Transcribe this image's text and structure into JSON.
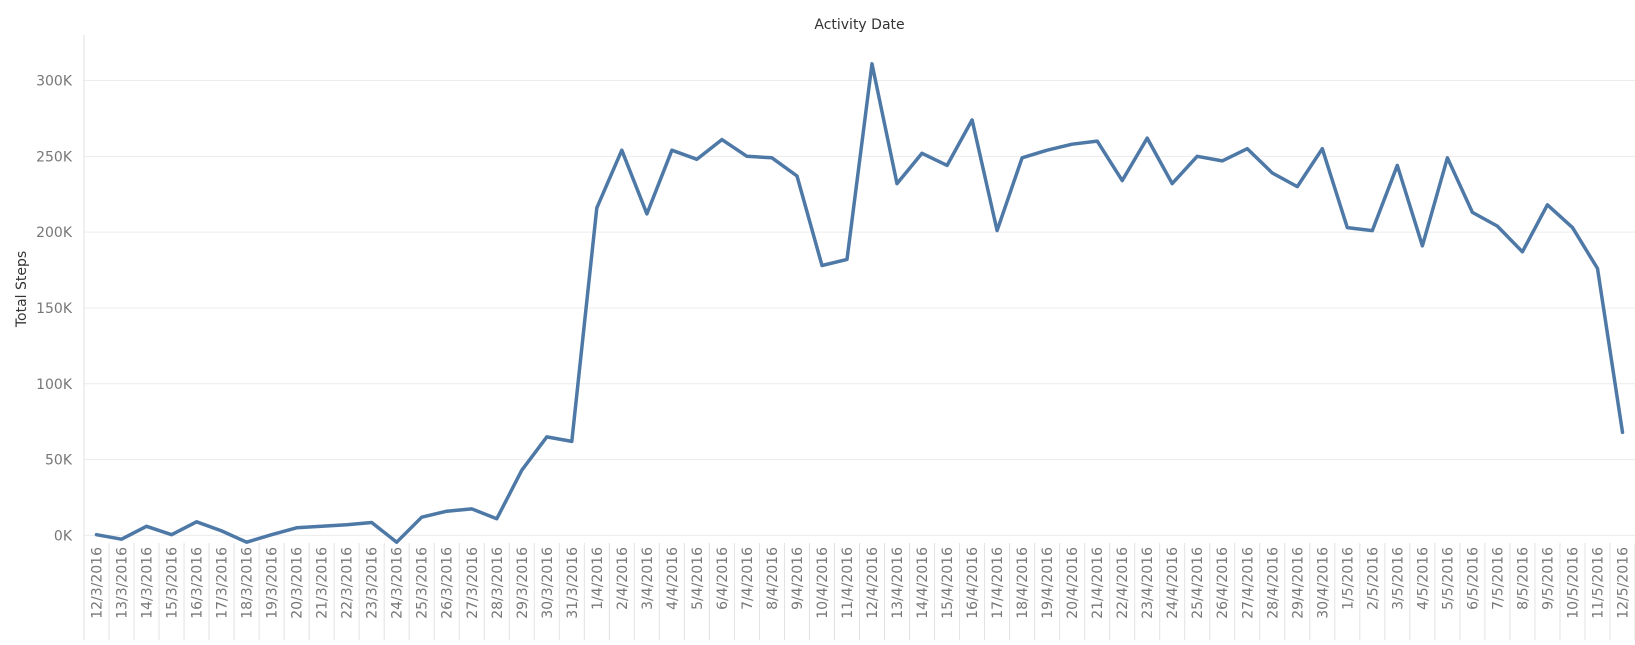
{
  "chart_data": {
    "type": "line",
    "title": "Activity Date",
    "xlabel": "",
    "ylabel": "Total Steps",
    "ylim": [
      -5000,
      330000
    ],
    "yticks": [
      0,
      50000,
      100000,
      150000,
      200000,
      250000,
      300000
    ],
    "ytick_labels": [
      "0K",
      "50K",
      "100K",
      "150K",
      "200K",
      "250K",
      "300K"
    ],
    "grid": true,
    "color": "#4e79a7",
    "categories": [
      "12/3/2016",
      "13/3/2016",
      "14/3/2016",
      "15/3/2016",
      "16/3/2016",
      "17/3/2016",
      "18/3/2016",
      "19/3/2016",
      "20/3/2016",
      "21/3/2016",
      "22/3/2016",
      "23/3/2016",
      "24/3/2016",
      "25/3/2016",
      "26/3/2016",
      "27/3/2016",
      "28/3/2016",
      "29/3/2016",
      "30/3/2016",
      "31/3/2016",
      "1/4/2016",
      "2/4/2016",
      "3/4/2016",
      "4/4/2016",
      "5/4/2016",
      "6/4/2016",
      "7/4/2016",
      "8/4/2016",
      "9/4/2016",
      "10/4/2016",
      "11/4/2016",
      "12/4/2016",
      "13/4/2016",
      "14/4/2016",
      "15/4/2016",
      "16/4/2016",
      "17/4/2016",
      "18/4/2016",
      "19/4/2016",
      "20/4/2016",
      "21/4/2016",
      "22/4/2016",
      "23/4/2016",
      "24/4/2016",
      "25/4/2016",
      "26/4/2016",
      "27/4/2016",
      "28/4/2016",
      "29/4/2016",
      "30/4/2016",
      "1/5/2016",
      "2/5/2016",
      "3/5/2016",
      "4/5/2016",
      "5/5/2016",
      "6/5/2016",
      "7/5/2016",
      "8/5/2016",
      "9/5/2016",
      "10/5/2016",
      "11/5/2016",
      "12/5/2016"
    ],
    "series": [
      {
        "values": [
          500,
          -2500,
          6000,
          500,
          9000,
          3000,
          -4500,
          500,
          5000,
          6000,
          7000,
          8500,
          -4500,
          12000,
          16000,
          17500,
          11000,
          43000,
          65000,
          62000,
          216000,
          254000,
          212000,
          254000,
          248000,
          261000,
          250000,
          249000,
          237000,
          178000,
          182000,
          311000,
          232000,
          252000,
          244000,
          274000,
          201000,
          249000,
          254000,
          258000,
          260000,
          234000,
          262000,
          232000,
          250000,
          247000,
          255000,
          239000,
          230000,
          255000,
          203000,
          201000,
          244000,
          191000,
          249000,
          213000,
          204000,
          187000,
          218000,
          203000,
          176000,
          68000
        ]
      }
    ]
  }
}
==
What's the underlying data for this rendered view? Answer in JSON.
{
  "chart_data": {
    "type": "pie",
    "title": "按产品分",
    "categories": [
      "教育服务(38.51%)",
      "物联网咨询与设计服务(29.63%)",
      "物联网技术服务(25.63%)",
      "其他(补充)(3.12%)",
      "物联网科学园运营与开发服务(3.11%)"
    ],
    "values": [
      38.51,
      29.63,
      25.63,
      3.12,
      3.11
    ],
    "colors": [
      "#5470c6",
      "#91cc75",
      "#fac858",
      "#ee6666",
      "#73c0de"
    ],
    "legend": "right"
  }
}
---
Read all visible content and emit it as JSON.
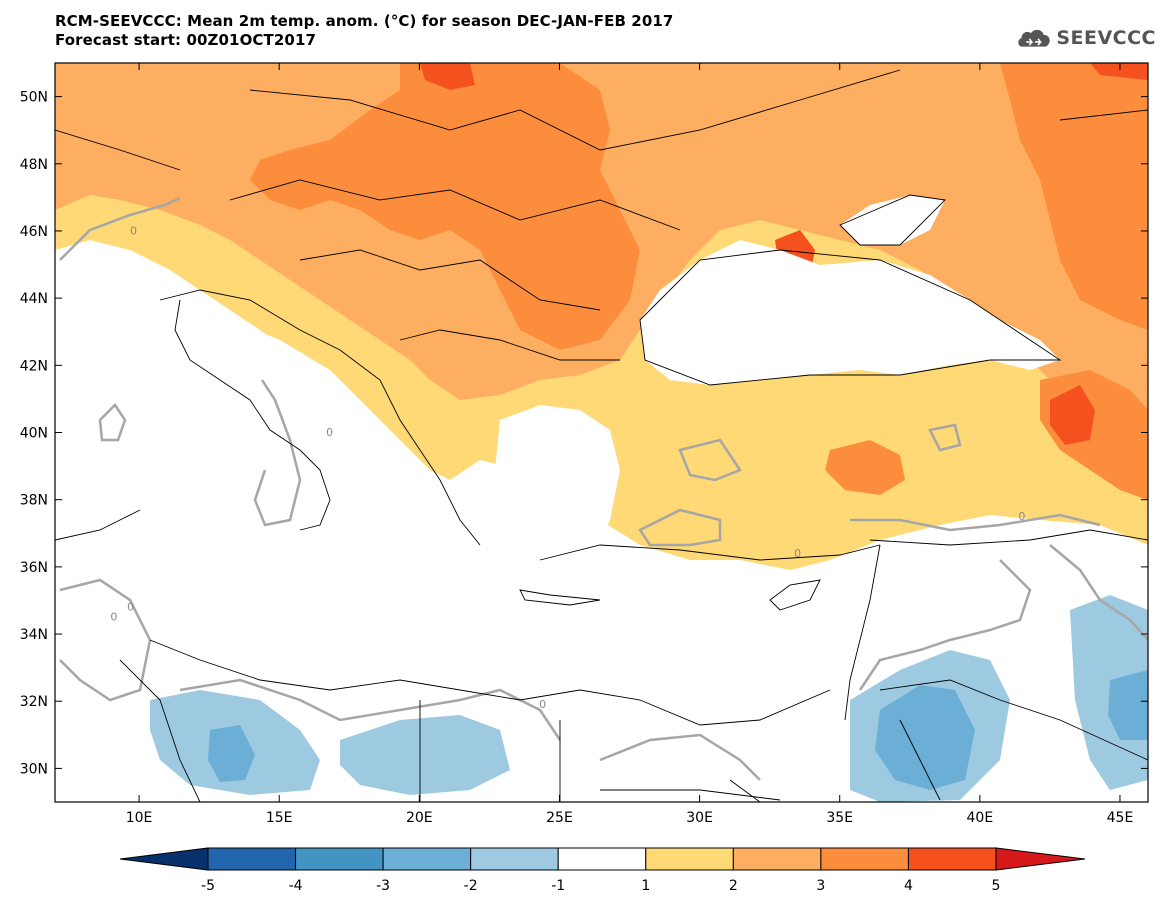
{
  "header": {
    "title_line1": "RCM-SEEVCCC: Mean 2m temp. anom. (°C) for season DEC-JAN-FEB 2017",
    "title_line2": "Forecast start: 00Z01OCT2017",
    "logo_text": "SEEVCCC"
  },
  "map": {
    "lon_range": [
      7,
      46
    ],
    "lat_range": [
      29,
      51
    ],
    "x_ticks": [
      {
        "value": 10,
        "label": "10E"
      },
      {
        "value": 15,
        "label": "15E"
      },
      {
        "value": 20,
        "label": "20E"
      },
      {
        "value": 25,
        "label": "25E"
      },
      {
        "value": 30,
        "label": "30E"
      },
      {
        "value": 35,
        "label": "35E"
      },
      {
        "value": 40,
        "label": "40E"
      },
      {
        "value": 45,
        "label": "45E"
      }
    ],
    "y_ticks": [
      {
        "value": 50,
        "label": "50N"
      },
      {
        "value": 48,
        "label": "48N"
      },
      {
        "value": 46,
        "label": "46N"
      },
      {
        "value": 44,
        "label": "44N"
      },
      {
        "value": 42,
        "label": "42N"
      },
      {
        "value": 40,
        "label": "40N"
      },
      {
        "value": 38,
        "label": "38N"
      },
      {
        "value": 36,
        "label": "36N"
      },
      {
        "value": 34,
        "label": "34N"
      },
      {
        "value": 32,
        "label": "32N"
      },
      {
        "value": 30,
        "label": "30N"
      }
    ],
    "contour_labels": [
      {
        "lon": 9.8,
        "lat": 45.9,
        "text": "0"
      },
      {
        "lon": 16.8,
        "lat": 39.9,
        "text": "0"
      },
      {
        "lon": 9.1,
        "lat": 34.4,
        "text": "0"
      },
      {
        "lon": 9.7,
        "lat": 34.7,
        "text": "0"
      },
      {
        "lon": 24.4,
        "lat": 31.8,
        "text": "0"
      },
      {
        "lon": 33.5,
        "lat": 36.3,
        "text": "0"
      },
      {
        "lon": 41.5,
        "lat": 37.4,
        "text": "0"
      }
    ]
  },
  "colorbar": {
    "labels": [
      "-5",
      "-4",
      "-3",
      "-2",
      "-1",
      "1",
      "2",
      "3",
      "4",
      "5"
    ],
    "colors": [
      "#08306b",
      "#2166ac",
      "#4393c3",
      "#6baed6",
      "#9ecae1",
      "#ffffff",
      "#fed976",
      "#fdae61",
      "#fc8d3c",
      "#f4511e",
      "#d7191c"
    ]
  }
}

Problem requirements. From the records given above, copy all lines containing "this".

Task response.
Transcribe this image's text and structure into JSON.
What's the underlying data for this rendered view? Answer in JSON.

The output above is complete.